> GIVEN RECORDS
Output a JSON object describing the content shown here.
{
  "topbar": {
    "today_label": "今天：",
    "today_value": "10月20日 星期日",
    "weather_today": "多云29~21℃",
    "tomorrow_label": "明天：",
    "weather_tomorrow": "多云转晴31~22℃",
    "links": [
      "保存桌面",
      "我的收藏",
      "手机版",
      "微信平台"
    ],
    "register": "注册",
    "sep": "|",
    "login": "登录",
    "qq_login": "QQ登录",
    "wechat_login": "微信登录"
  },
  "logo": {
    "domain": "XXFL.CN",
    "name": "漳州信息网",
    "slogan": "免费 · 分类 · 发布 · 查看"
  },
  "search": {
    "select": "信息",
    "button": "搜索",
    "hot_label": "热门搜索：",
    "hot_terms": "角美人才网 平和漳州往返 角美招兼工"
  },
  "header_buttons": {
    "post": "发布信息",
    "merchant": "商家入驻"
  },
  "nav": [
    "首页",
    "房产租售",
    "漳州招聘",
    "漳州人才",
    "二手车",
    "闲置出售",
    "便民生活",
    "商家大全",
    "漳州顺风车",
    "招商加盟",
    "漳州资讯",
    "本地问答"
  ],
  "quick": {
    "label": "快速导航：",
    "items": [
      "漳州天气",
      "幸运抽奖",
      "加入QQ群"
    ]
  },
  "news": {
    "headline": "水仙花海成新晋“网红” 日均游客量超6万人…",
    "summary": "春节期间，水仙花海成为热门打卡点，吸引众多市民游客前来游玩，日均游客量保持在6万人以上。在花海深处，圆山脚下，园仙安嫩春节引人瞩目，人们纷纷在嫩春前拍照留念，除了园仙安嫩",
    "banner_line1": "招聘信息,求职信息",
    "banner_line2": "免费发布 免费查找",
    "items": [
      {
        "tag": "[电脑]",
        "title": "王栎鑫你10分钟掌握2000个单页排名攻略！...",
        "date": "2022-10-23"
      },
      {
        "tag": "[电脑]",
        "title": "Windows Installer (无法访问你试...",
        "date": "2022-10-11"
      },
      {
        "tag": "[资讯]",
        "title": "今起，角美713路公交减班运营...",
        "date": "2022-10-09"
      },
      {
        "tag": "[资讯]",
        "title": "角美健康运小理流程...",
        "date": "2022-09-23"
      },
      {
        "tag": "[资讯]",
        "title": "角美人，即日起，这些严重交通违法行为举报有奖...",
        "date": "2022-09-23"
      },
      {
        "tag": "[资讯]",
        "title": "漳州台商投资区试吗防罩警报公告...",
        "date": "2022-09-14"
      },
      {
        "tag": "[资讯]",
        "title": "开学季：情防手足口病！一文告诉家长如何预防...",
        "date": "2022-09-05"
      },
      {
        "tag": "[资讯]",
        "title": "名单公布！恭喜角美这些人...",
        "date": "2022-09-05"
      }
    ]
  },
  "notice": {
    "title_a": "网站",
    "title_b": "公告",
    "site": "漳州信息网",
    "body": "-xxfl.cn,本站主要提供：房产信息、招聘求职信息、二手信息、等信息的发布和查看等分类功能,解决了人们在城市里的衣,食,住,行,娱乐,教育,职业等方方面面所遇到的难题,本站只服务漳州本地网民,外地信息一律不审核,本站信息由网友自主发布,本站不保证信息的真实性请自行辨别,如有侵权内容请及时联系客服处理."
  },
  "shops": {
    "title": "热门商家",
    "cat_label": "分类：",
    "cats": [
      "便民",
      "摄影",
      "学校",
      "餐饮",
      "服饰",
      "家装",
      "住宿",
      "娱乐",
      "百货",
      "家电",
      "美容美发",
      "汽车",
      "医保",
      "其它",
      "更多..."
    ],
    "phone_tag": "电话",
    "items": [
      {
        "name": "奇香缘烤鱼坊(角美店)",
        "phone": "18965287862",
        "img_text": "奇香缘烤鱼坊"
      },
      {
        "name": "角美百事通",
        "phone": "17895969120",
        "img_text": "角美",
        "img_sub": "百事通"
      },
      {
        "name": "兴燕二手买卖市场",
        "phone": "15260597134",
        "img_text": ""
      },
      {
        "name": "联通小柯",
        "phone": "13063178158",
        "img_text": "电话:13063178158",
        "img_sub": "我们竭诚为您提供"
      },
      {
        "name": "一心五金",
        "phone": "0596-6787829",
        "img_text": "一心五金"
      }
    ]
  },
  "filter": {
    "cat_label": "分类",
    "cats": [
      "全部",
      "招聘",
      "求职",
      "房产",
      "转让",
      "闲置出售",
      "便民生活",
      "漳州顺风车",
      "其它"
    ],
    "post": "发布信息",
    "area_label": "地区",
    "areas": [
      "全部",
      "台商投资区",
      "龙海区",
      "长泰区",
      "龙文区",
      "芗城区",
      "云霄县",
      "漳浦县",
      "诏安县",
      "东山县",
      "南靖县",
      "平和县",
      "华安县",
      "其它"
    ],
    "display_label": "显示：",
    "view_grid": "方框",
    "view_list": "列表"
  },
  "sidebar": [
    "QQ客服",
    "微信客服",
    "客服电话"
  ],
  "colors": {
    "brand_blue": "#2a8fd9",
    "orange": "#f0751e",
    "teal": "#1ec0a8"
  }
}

> AIM
Look through the data above. Copy every line with the string "date" in it.

> COMPLETE ANSWER
        "date": "2022-10-23"
        "date": "2022-10-11"
        "date": "2022-10-09"
        "date": "2022-09-23"
        "date": "2022-09-23"
        "date": "2022-09-14"
        "date": "2022-09-05"
        "date": "2022-09-05"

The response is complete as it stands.